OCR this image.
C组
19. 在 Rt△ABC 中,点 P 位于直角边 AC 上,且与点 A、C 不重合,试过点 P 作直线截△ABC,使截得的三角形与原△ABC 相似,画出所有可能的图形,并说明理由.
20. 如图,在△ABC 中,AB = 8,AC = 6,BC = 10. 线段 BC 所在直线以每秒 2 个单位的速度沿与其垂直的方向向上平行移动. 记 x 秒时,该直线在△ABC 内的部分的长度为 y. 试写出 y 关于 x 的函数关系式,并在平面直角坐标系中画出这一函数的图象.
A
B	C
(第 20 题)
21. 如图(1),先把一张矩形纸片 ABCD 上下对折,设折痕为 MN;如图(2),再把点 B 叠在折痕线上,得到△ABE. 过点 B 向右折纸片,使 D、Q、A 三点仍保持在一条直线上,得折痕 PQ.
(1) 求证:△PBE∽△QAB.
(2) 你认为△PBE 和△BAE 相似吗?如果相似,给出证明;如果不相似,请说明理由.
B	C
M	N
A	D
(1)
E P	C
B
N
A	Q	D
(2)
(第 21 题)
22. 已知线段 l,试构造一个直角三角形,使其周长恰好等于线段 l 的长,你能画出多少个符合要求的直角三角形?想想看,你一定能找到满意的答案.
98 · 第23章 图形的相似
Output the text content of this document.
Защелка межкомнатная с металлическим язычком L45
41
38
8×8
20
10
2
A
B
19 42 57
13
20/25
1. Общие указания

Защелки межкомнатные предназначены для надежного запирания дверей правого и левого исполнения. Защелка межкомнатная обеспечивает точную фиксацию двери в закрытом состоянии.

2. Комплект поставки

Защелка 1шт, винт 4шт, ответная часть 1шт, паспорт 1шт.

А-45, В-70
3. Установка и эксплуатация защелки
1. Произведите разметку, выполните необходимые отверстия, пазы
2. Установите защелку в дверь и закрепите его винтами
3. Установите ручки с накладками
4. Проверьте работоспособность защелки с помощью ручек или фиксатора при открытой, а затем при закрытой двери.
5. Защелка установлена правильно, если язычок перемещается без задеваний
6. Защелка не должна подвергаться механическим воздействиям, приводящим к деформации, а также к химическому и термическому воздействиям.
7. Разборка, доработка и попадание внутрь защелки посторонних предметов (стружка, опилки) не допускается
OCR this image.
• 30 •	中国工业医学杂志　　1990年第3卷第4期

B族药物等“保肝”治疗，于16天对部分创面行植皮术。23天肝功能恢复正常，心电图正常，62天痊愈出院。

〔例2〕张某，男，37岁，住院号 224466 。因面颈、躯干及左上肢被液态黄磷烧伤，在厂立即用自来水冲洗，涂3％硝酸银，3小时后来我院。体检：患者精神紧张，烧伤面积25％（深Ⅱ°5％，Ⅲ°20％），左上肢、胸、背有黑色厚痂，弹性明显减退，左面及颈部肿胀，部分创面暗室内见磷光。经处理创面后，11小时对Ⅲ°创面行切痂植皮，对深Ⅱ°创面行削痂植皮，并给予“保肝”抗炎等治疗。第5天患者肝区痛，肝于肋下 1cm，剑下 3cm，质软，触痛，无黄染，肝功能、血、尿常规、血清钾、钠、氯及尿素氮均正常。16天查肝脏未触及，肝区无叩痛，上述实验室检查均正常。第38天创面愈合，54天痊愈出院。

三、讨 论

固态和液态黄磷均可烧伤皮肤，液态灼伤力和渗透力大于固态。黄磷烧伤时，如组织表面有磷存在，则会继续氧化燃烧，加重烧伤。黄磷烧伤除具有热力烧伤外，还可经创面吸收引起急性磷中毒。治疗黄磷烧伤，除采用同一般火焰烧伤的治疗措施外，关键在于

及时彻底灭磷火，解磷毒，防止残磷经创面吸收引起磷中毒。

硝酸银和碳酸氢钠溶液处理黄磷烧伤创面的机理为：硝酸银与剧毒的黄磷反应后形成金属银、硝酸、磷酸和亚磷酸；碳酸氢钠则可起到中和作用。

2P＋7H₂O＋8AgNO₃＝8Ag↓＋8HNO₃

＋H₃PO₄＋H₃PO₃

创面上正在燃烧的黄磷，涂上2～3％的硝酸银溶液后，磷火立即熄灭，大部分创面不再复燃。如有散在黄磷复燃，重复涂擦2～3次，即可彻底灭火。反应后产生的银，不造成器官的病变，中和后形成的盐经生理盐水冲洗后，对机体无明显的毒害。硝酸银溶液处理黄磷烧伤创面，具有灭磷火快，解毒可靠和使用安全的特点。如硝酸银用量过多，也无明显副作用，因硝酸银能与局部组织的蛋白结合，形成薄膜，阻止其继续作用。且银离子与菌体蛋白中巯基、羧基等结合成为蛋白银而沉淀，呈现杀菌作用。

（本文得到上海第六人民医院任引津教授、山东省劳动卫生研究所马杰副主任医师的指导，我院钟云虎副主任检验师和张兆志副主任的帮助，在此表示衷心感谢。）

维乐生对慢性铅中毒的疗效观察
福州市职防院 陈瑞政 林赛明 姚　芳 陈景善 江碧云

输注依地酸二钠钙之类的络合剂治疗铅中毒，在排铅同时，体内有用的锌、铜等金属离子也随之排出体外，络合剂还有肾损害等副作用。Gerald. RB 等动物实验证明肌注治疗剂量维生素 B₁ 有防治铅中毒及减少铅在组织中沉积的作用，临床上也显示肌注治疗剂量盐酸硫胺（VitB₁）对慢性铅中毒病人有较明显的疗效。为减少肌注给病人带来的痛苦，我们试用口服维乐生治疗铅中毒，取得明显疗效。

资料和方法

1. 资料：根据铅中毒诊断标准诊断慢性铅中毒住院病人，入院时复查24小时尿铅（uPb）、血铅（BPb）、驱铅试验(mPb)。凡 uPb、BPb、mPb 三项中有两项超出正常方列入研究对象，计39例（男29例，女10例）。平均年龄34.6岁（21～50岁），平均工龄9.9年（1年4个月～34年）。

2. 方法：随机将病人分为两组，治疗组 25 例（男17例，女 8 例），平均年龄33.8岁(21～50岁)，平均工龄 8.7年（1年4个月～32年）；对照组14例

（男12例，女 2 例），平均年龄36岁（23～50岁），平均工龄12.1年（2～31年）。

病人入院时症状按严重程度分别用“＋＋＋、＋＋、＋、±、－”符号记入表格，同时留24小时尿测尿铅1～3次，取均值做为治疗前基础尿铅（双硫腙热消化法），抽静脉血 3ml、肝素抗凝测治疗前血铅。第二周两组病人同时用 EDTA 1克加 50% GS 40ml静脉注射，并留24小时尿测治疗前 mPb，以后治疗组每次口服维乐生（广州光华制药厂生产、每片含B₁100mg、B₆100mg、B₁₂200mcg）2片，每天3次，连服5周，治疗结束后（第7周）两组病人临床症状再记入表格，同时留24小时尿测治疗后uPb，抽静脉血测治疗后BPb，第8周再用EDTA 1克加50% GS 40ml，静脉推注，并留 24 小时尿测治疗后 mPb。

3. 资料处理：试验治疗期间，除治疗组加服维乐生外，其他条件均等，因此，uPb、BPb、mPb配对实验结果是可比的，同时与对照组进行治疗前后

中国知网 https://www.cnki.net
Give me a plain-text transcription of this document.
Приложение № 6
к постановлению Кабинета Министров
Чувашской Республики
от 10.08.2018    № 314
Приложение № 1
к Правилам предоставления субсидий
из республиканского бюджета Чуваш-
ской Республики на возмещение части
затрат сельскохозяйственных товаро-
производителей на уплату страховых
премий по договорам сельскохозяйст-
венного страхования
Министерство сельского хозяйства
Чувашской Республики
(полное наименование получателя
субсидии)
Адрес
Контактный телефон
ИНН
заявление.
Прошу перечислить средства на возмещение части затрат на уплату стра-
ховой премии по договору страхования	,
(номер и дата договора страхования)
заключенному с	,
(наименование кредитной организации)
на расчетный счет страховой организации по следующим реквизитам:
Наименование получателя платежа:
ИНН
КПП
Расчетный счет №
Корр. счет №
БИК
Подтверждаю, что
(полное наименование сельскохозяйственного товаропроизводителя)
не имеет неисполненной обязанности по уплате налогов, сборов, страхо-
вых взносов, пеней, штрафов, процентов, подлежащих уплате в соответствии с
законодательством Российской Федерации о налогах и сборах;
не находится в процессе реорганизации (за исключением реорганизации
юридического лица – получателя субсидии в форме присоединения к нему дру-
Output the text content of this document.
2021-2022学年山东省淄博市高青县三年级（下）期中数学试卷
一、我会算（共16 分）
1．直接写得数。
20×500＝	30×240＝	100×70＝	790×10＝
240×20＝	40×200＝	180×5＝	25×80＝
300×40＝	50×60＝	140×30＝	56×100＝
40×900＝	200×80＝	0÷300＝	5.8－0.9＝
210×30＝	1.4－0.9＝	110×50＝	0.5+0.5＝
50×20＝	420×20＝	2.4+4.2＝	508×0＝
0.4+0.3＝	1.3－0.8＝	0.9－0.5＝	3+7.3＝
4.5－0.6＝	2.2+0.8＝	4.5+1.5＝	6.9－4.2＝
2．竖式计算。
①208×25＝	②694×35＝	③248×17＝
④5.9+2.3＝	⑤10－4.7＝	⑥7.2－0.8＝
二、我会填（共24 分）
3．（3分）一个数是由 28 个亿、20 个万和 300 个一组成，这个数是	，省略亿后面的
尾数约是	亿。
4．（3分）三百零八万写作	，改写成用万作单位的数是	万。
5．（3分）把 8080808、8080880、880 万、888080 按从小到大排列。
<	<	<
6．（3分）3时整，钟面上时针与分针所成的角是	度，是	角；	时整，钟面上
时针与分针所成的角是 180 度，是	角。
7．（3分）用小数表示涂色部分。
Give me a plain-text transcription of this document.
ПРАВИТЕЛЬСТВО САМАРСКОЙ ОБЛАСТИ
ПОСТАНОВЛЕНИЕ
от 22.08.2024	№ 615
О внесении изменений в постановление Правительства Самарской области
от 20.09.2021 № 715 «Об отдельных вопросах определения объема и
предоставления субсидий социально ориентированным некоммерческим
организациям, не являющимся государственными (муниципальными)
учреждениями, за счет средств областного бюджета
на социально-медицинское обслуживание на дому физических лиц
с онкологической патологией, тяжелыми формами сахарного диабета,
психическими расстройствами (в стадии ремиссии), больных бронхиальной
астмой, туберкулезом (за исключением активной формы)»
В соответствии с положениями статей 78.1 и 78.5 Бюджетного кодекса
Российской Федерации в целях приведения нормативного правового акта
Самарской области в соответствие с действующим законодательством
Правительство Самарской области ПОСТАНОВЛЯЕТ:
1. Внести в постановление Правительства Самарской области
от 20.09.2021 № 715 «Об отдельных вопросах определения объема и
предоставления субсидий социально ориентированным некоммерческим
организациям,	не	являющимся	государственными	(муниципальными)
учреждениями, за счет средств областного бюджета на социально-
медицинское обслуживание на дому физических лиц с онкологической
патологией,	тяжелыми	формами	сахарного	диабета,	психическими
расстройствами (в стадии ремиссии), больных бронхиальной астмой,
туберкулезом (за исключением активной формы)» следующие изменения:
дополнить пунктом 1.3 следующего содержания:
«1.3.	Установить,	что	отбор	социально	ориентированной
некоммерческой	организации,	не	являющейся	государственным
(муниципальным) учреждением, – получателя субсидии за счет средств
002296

## What to produce
How many of the lines above include the string "областного"? Answer with the number only.

## Output for this task
2